### Exercise requirements
Will you give the material below again, every line exactly as it is?
━━━━━━━━━━
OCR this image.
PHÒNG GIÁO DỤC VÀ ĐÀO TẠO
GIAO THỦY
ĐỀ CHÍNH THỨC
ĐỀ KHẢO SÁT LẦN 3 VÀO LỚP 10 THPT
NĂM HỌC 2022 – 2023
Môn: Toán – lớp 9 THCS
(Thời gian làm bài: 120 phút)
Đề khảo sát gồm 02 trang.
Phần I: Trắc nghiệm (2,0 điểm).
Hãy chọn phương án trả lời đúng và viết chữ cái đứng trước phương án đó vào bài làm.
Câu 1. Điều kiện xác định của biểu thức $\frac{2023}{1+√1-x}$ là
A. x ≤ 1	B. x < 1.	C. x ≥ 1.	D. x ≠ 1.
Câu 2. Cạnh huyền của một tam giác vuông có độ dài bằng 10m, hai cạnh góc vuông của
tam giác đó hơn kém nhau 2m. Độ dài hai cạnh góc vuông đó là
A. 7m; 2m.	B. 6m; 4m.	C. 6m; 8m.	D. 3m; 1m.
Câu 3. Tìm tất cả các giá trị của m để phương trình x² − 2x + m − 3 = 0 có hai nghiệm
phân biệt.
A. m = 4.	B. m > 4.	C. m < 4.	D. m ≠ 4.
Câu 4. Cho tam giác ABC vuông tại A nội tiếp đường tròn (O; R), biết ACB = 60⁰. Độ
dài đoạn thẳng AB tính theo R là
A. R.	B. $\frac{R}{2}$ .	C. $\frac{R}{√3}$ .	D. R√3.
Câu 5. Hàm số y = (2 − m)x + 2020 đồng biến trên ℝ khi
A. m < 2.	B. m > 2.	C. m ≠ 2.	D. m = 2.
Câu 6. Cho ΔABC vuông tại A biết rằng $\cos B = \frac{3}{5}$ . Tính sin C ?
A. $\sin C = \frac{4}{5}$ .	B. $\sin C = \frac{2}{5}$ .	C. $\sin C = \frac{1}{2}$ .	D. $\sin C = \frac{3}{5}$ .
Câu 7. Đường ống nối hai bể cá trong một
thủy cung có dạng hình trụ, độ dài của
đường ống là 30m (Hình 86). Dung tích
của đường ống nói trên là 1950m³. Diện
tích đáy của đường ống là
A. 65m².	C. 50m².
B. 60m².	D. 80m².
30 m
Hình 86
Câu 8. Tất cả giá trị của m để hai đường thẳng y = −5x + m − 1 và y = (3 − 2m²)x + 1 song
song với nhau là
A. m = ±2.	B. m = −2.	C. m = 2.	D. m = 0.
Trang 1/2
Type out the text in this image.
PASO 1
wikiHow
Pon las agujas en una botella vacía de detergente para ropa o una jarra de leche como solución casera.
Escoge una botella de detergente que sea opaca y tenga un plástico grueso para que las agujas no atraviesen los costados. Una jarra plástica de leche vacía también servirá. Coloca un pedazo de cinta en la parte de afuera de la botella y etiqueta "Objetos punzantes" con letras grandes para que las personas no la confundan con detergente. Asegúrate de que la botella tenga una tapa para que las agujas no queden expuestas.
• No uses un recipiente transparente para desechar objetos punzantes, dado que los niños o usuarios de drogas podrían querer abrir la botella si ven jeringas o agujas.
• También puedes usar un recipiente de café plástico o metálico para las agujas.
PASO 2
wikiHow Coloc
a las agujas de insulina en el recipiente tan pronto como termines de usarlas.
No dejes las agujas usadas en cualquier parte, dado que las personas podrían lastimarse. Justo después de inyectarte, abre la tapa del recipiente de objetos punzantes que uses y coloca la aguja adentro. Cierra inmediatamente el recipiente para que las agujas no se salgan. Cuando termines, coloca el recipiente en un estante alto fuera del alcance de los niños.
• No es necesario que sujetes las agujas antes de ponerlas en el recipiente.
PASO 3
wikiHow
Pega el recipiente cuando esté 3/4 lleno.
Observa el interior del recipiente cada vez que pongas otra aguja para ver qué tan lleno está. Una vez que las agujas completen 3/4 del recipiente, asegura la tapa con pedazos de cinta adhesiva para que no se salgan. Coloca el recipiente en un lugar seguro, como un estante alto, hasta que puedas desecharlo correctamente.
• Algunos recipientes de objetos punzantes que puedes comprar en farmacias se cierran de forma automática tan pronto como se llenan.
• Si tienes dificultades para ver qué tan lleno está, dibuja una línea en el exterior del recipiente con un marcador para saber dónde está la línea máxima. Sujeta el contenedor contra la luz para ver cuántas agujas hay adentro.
━━━━━━━━━━
### Task solution
OCR this image.
PHÒNG GIÁO DỤC VÀ ĐÀO TẠO
GIAO THỦY
ĐỀ CHÍNH THỨC
ĐỀ KHẢO SÁT LẦN 3 VÀO LỚP 10 THPT
NĂM HỌC 2022 – 2023
Môn: Toán – lớp 9 THCS
(Thời gian làm bài: 120 phút)
Đề khảo sát gồm 02 trang.
Phần I: Trắc nghiệm (2,0 điểm).
Hãy chọn phương án trả lời đúng và viết chữ cái đứng trước phương án đó vào bài làm.
Câu 1. Điều kiện xác định của biểu thức $\frac{2023}{1+√1-x}$ là
A. x ≤ 1	B. x < 1.	C. x ≥ 1.	D. x ≠ 1.
Câu 2. Cạnh huyền của một tam giác vuông có độ dài bằng 10m, hai cạnh góc vuông của
tam giác đó hơn kém nhau 2m. Độ dài hai cạnh góc vuông đó là
A. 7m; 2m.	B. 6m; 4m.	C. 6m; 8m.	D. 3m; 1m.
Câu 3. Tìm tất cả các giá trị của m để phương trình x² − 2x + m − 3 = 0 có hai nghiệm
phân biệt.
A. m = 4.	B. m > 4.	C. m < 4.	D. m ≠ 4.
Câu 4. Cho tam giác ABC vuông tại A nội tiếp đường tròn (O; R), biết ACB = 60⁰. Độ
dài đoạn thẳng AB tính theo R là
A. R.	B. $\frac{R}{2}$ .	C. $\frac{R}{√3}$ .	D. R√3.
Câu 5. Hàm số y = (2 − m)x + 2020 đồng biến trên ℝ khi
A. m < 2.	B. m > 2.	C. m ≠ 2.	D. m = 2.
Câu 6. Cho ΔABC vuông tại A biết rằng $\cos B = \frac{3}{5}$ . Tính sin C ?
A. $\sin C = \frac{4}{5}$ .	B. $\sin C = \frac{2}{5}$ .	C. $\sin C = \frac{1}{2}$ .	D. $\sin C = \frac{3}{5}$ .
Câu 7. Đường ống nối hai bể cá trong một
thủy cung có dạng hình trụ, độ dài của
đường ống là 30m (Hình 86). Dung tích
của đường ống nói trên là 1950m³. Diện
tích đáy của đường ống là
A. 65m².	C. 50m².
B. 60m².	D. 80m².
30 m
Hình 86
Câu 8. Tất cả giá trị của m để hai đường thẳng y = −5x + m − 1 và y = (3 − 2m²)x + 1 song
song với nhau là
A. m = ±2.	B. m = −2.	C. m = 2.	D. m = 0.
Trang 1/2
Type out the text in this image.
PASO 1
wikiHow
Pon las agujas en una botella vacía de detergente para ropa o una jarra de leche como solución casera.
Escoge una botella de detergente que sea opaca y tenga un plástico grueso para que las agujas no atraviesen los costados. Una jarra plástica de leche vacía también servirá. Coloca un pedazo de cinta en la parte de afuera de la botella y etiqueta "Objetos punzantes" con letras grandes para que las personas no la confundan con detergente. Asegúrate de que la botella tenga una tapa para que las agujas no queden expuestas.
• No uses un recipiente transparente para desechar objetos punzantes, dado que los niños o usuarios de drogas podrían querer abrir la botella si ven jeringas o agujas.
• También puedes usar un recipiente de café plástico o metálico para las agujas.
PASO 2
wikiHow Coloc
a las agujas de insulina en el recipiente tan pronto como termines de usarlas.
No dejes las agujas usadas en cualquier parte, dado que las personas podrían lastimarse. Justo después de inyectarte, abre la tapa del recipiente de objetos punzantes que uses y coloca la aguja adentro. Cierra inmediatamente el recipiente para que las agujas no se salgan. Cuando termines, coloca el recipiente en un estante alto fuera del alcance de los niños.
• No es necesario que sujetes las agujas antes de ponerlas en el recipiente.
PASO 3
wikiHow
Pega el recipiente cuando esté 3/4 lleno.
Observa el interior del recipiente cada vez que pongas otra aguja para ver qué tan lleno está. Una vez que las agujas completen 3/4 del recipiente, asegura la tapa con pedazos de cinta adhesiva para que no se salgan. Coloca el recipiente en un lugar seguro, como un estante alto, hasta que puedas desecharlo correctamente.
• Algunos recipientes de objetos punzantes que puedes comprar en farmacias se cierran de forma automática tan pronto como se llenan.
• Si tienes dificultades para ver qué tan lleno está, dibuja una línea en el exterior del recipiente con un marcador para saber dónde está la línea máxima. Sujeta el contenedor contra la luz para ver cuántas agujas hay adentro.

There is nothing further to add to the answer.